> _Required tasks_:
- 1) Copy the forum thread about family size and money from "Having kids is" to "can’t provide for.".
- 2) Carry on the forum thread about family size and money from its last post.

*** Opening of Selected extract ***

ChilliAndRiceIsVeryNice · 27/06/2019 13:10

BarbarianMum

Please, please can people stop with the "circumstances can change" excuse? Yes of course circumstances can change - illness, death, disability, divorce, unemployment - these can happen to anybody at any time. That's not news, its always been the case. The solution is to plan conservatively when it comes to family size, stick at 1 or 2 if your budget won't allow you to pick up the slack for 6 if things go tits up. Prioritise health insurance before baby number 3. Double up on contraception if number 4 would mean you can't afford to work any more

I’m with you on this. One of my absolute prerequisites for getting pregnant was having made it far enough into my career that my salary meant if OH left or died I could support me and the child independently, and having achieved qualifications that meant even if I was made redundant now I’m in-demand enough to be able to get another job quickly or get by via private work. It’d be difficult, but doable. No way would I have had a child knowing that if my circumstances changed drastically I’d be up shit creek expecting the government to bail me out. I can’t understand these families who pop out 4, 5 kids, when both parents aren’t high earners. Why would you cut it so fine that your ability to feed and clothe your kids would be compromised if the worst should happen (which to thousands of people it does).

Having kids is a privilege to be taken seriously, not something everyone is entitled to just because they want it, it’s selfish in the extreme to have children you can’t provide for.

PatoPotato · 27/06/2019 13:11

You bracketed the two together, not me. Apparently you feel both groups are equally deserving.

Can you really not see that if someone has undiagnosed mental health problems they may struggle with remaining financially responsible? Really?

Drowning in debt and mental health problems definitely happens, I assure you.

AlaskanOilBaron · 27/06/2019 13:11

ust think people tend to comment on these threads in a very clinical way, but you can be clinical in everything ( technology will do a better job, let’s get rid of people, why should we let people into our country, elderly are costing us money, sick people are costing our health system) and then what has happened to the world? We’d be in a dystopian land from the movies!!!

Yes it’s almost like we’ve reproduced ourselves into a right pickle.

*** Close of Selected extract ***
*** Opening of Records ***

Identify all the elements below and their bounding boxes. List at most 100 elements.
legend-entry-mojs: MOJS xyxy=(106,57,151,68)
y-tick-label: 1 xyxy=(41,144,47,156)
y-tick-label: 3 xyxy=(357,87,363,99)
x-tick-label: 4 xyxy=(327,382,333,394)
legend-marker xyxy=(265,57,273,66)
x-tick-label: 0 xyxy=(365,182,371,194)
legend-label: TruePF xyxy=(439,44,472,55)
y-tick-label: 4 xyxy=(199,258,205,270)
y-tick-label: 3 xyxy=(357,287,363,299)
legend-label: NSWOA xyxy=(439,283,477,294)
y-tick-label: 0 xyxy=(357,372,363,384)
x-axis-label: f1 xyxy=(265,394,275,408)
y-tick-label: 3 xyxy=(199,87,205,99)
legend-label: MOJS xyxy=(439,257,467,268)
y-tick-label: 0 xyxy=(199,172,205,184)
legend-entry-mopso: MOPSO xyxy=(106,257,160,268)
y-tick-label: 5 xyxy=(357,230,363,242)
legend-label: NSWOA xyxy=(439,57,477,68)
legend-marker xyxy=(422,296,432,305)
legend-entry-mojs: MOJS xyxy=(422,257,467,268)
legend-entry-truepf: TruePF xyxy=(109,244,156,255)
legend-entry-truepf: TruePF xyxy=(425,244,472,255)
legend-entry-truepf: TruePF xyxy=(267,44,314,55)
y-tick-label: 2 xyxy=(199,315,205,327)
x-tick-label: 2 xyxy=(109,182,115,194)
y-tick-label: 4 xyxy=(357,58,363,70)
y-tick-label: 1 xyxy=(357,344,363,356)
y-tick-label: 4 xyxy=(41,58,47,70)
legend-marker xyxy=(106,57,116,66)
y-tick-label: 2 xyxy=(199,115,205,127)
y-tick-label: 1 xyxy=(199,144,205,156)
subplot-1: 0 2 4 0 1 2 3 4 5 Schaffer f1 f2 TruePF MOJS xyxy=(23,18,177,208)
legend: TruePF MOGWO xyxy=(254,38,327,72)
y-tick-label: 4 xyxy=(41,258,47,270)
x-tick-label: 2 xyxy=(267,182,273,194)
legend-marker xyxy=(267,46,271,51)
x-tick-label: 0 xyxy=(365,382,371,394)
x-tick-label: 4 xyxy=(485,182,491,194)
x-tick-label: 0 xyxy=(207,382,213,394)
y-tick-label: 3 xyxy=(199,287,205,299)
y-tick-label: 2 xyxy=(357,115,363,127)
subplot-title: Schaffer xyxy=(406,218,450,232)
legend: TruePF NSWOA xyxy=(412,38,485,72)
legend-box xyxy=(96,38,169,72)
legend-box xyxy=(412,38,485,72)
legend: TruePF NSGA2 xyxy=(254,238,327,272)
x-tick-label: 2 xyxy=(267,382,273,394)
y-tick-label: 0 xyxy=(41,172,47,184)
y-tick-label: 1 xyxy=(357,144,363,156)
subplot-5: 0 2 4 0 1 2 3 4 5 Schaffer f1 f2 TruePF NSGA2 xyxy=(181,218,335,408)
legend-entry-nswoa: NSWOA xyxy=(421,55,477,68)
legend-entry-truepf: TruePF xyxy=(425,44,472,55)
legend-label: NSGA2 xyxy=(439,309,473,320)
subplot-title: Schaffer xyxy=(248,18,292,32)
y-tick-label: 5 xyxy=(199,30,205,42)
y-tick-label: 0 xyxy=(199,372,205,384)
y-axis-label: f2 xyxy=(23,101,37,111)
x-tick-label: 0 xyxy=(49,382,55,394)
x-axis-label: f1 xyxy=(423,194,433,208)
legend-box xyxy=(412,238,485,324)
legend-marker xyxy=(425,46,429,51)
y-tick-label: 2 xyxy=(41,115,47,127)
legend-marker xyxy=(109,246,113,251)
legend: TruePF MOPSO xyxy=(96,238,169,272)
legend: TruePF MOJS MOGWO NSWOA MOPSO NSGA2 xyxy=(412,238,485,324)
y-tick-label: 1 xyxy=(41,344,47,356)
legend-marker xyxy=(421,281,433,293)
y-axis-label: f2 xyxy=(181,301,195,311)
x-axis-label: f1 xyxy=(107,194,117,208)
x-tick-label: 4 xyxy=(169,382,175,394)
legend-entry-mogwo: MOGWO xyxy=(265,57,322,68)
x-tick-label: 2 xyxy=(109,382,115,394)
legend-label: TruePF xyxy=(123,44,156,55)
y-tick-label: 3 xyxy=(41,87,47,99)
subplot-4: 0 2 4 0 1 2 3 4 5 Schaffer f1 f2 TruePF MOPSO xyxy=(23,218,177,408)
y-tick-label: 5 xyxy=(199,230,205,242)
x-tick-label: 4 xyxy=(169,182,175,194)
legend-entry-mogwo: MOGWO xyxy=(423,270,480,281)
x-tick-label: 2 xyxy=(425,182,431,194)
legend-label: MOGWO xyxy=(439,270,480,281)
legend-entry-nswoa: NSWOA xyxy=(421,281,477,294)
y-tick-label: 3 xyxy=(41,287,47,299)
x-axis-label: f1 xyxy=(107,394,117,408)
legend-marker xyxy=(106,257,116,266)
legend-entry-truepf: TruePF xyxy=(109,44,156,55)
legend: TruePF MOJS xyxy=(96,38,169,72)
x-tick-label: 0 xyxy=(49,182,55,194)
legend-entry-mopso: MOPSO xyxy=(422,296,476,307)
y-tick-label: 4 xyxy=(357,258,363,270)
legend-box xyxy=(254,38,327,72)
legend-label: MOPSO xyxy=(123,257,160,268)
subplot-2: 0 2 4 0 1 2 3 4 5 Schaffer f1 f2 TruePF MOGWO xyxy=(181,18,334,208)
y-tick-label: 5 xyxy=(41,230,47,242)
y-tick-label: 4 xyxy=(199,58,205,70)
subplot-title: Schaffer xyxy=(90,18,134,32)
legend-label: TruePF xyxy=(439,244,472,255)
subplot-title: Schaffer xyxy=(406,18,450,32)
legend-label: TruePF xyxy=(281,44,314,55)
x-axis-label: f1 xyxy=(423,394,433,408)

*** Close of Records ***

> _Answer list_:
- 1)
Having kids is a privilege to be taken seriously, not something everyone is entitled to just because they want it, it’s selfish in the extreme to have children you can’t provide for.

- 2)
Kokeshi123 · 27/06/2019 13:16

Why would you cut it so fine

I don't know, and I do think that it is about personality traits. I tend to be a bit of a pessimist/worrier and plan for the worst case scenario. Other people tend to take the attitude that "things will work out somehow and really bad things are unlikely to happen."

I don't know which attitude is better, but it definitely influences family planning decisions.

AlaskanOilBaron · 27/06/2019 13:18

I don't know which attitude is better

Obviously when it comes to family planning, risk averse is always better. Always.

IsabellaLinton · 27/06/2019 13:19

@PatoPotato

This is a laughable comment. I don't even know how to respond to you.

Wink
Kokeshi123 · 27/06/2019 13:19

There is a thread in AIBU with a mother who has four kids and appears to be really struggling with day to day stuff (she is not on benefits, but she HAS to work full-time to keep the family afloat financially and this is clearly making life very hard for her). I look at threads like this and wonder what is going on in people's heads--why would anyone keep producing kids to the point that everyone is only "just about" managing and is so stressed? I would not have a third kid unless I had quite a bit of independent assets in my name.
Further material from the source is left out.